### What the exercise asks
Every record below is to be retyped exactly.

▬▬▬

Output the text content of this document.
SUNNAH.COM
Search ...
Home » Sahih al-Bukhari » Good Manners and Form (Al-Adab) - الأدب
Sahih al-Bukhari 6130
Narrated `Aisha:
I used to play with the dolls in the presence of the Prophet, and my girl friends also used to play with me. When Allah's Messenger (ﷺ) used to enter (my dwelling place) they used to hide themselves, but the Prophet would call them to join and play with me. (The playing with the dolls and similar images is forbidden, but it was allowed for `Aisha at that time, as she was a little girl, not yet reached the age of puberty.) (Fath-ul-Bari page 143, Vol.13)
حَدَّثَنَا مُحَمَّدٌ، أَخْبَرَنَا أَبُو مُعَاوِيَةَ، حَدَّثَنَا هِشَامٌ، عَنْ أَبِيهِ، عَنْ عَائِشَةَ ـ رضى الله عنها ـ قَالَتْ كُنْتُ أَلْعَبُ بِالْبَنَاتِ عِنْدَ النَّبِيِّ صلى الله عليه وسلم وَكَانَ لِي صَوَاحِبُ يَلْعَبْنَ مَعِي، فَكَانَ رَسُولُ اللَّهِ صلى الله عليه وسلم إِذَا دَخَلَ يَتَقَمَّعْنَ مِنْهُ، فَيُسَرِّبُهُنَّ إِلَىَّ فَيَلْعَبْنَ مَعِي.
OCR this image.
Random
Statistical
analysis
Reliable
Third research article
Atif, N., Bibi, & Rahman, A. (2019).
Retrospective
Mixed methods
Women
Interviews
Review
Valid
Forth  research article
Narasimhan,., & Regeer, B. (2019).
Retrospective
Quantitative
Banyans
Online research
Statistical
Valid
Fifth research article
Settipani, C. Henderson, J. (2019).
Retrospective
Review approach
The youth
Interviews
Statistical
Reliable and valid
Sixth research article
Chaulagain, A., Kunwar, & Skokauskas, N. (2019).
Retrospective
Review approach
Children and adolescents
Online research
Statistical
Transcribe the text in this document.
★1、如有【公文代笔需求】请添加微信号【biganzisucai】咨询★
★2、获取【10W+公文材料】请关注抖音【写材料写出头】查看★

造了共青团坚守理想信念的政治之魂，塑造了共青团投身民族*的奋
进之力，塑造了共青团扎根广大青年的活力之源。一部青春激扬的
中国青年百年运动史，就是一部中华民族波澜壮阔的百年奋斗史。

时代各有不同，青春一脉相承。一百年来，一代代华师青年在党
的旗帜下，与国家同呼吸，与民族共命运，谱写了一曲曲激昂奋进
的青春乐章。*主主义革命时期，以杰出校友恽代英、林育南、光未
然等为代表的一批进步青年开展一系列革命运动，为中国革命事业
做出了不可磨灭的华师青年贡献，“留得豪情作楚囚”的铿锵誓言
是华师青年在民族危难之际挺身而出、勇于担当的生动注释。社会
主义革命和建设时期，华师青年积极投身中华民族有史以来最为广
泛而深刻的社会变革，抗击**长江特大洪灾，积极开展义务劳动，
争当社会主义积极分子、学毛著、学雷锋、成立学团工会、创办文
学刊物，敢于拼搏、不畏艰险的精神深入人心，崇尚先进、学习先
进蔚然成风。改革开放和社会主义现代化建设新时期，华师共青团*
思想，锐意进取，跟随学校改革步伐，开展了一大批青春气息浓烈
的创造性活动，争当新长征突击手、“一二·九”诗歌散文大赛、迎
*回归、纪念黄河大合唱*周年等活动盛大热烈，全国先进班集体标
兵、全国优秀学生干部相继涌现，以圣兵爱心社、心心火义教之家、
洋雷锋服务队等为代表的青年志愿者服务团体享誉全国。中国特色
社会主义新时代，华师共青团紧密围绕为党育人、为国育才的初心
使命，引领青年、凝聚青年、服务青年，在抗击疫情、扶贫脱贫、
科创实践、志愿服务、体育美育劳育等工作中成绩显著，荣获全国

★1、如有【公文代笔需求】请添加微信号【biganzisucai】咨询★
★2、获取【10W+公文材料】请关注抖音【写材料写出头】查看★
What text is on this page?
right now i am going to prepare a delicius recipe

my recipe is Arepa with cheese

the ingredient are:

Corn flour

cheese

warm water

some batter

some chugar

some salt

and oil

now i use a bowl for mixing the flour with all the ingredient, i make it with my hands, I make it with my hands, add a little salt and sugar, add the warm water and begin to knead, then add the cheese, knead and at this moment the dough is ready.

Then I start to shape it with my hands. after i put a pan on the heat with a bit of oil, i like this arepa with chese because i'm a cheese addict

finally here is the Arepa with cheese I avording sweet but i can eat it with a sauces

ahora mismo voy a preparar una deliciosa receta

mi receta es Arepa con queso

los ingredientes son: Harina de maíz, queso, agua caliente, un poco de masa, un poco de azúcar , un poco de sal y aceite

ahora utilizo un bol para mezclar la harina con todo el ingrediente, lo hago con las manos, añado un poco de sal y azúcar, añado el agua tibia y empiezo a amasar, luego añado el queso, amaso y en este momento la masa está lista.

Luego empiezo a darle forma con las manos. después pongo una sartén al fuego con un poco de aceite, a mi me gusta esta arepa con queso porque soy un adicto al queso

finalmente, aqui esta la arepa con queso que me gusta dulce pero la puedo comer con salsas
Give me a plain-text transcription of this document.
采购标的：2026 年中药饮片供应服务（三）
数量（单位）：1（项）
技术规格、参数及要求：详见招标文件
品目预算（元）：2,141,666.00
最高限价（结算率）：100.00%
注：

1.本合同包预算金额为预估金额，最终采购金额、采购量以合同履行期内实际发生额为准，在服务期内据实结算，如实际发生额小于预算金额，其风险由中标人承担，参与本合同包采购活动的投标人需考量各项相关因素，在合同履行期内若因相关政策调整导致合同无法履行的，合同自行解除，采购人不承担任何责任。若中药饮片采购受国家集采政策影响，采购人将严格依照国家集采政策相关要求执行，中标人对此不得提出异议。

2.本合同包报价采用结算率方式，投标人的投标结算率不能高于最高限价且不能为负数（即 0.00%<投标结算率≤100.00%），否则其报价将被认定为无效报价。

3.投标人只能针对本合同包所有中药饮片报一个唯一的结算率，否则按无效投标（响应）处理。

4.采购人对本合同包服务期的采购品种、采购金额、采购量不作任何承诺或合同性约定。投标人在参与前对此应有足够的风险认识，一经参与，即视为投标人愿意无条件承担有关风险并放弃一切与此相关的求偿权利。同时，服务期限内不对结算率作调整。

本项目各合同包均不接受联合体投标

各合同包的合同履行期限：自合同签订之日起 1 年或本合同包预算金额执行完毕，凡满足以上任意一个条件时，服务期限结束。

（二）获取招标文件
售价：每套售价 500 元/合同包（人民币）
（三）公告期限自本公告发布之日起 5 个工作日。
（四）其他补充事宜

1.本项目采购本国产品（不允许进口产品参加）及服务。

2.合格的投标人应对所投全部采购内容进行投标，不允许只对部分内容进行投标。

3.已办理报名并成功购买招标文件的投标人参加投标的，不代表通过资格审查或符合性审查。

▬▬▬

### Exercise answer
Output the text content of this document.
SUNNAH.COM
Search ...
Home » Sahih al-Bukhari » Good Manners and Form (Al-Adab) - الأدب
Sahih al-Bukhari 6130
Narrated `Aisha:
I used to play with the dolls in the presence of the Prophet, and my girl friends also used to play with me. When Allah's Messenger (ﷺ) used to enter (my dwelling place) they used to hide themselves, but the Prophet would call them to join and play with me. (The playing with the dolls and similar images is forbidden, but it was allowed for `Aisha at that time, as she was a little girl, not yet reached the age of puberty.) (Fath-ul-Bari page 143, Vol.13)
حَدَّثَنَا مُحَمَّدٌ، أَخْبَرَنَا أَبُو مُعَاوِيَةَ، حَدَّثَنَا هِشَامٌ، عَنْ أَبِيهِ، عَنْ عَائِشَةَ ـ رضى الله عنها ـ قَالَتْ كُنْتُ أَلْعَبُ بِالْبَنَاتِ عِنْدَ النَّبِيِّ صلى الله عليه وسلم وَكَانَ لِي صَوَاحِبُ يَلْعَبْنَ مَعِي، فَكَانَ رَسُولُ اللَّهِ صلى الله عليه وسلم إِذَا دَخَلَ يَتَقَمَّعْنَ مِنْهُ، فَيُسَرِّبُهُنَّ إِلَىَّ فَيَلْعَبْنَ مَعِي.
OCR this image.
Random
Statistical
analysis
Reliable
Third research article
Atif, N., Bibi, & Rahman, A. (2019).
Retrospective
Mixed methods
Women
Interviews
Review
Valid
Forth  research article
Narasimhan,., & Regeer, B. (2019).
Retrospective
Quantitative
Banyans
Online research
Statistical
Valid
Fifth research article
Settipani, C. Henderson, J. (2019).
Retrospective
Review approach
The youth
Interviews
Statistical
Reliable and valid
Sixth research article
Chaulagain, A., Kunwar, & Skokauskas, N. (2019).
Retrospective
Review approach
Children and adolescents
Online research
Statistical
Transcribe the text in this document.
★1、如有【公文代笔需求】请添加微信号【biganzisucai】咨询★
★2、获取【10W+公文材料】请关注抖音【写材料写出头】查看★

造了共青团坚守理想信念的政治之魂，塑造了共青团投身民族*的奋
进之力，塑造了共青团扎根广大青年的活力之源。一部青春激扬的
中国青年百年运动史，就是一部中华民族波澜壮阔的百年奋斗史。

时代各有不同，青春一脉相承。一百年来，一代代华师青年在党
的旗帜下，与国家同呼吸，与民族共命运，谱写了一曲曲激昂奋进
的青春乐章。*主主义革命时期，以杰出校友恽代英、林育南、光未
然等为代表的一批进步青年开展一系列革命运动，为中国革命事业
做出了不可磨灭的华师青年贡献，“留得豪情作楚囚”的铿锵誓言
是华师青年在民族危难之际挺身而出、勇于担当的生动注释。社会
主义革命和建设时期，华师青年积极投身中华民族有史以来最为广
泛而深刻的社会变革，抗击**长江特大洪灾，积极开展义务劳动，
争当社会主义积极分子、学毛著、学雷锋、成立学团工会、创办文
学刊物，敢于拼搏、不畏艰险的精神深入人心，崇尚先进、学习先
进蔚然成风。改革开放和社会主义现代化建设新时期，华师共青团*
思想，锐意进取，跟随学校改革步伐，开展了一大批青春气息浓烈
的创造性活动，争当新长征突击手、“一二·九”诗歌散文大赛、迎
*回归、纪念黄河大合唱*周年等活动盛大热烈，全国先进班集体标
兵、全国优秀学生干部相继涌现，以圣兵爱心社、心心火义教之家、
洋雷锋服务队等为代表的青年志愿者服务团体享誉全国。中国特色
社会主义新时代，华师共青团紧密围绕为党育人、为国育才的初心
使命，引领青年、凝聚青年、服务青年，在抗击疫情、扶贫脱贫、
科创实践、志愿服务、体育美育劳育等工作中成绩显著，荣获全国

★1、如有【公文代笔需求】请添加微信号【biganzisucai】咨询★
★2、获取【10W+公文材料】请关注抖音【写材料写出头】查看★
What text is on this page?
right now i am going to prepare a delicius recipe

my recipe is Arepa with cheese

the ingredient are:

Corn flour

cheese

warm water

some batter

some chugar

some salt

and oil

now i use a bowl for mixing the flour with all the ingredient, i make it with my hands, I make it with my hands, add a little salt and sugar, add the warm water and begin to knead, then add the cheese, knead and at this moment the dough is ready.

Then I start to shape it with my hands. after i put a pan on the heat with a bit of oil, i like this arepa with chese because i'm a cheese addict

finally here is the Arepa with cheese I avording sweet but i can eat it with a sauces

ahora mismo voy a preparar una deliciosa receta

mi receta es Arepa con queso

los ingredientes son: Harina de maíz, queso, agua caliente, un poco de masa, un poco de azúcar , un poco de sal y aceite

ahora utilizo un bol para mezclar la harina con todo el ingrediente, lo hago con las manos, añado un poco de sal y azúcar, añado el agua tibia y empiezo a amasar, luego añado el queso, amaso y en este momento la masa está lista.

Luego empiezo a darle forma con las manos. después pongo una sartén al fuego con un poco de aceite, a mi me gusta esta arepa con queso porque soy un adicto al queso

finalmente, aqui esta la arepa con queso que me gusta dulce pero la puedo comer con salsas
Give me a plain-text transcription of this document.
采购标的：2026 年中药饮片供应服务（三）
数量（单位）：1（项）
技术规格、参数及要求：详见招标文件
品目预算（元）：2,141,666.00
最高限价（结算率）：100.00%
注：

1.本合同包预算金额为预估金额，最终采购金额、采购量以合同履行期内实际发生额为准，在服务期内据实结算，如实际发生额小于预算金额，其风险由中标人承担，参与本合同包采购活动的投标人需考量各项相关因素，在合同履行期内若因相关政策调整导致合同无法履行的，合同自行解除，采购人不承担任何责任。若中药饮片采购受国家集采政策影响，采购人将严格依照国家集采政策相关要求执行，中标人对此不得提出异议。

2.本合同包报价采用结算率方式，投标人的投标结算率不能高于最高限价且不能为负数（即 0.00%<投标结算率≤100.00%），否则其报价将被认定为无效报价。

3.投标人只能针对本合同包所有中药饮片报一个唯一的结算率，否则按无效投标（响应）处理。

4.采购人对本合同包服务期的采购品种、采购金额、采购量不作任何承诺或合同性约定。投标人在参与前对此应有足够的风险认识，一经参与，即视为投标人愿意无条件承担有关风险并放弃一切与此相关的求偿权利。同时，服务期限内不对结算率作调整。

本项目各合同包均不接受联合体投标

各合同包的合同履行期限：自合同签订之日起 1 年或本合同包预算金额执行完毕，凡满足以上任意一个条件时，服务期限结束。

（二）获取招标文件
售价：每套售价 500 元/合同包（人民币）
（三）公告期限自本公告发布之日起 5 个工作日。
（四）其他补充事宜

1.本项目采购本国产品（不允许进口产品参加）及服务。

2.合格的投标人应对所投全部采购内容进行投标，不允许只对部分内容进行投标。

3.已办理报名并成功购买招标文件的投标人参加投标的，不代表通过资格审查或符合性审查。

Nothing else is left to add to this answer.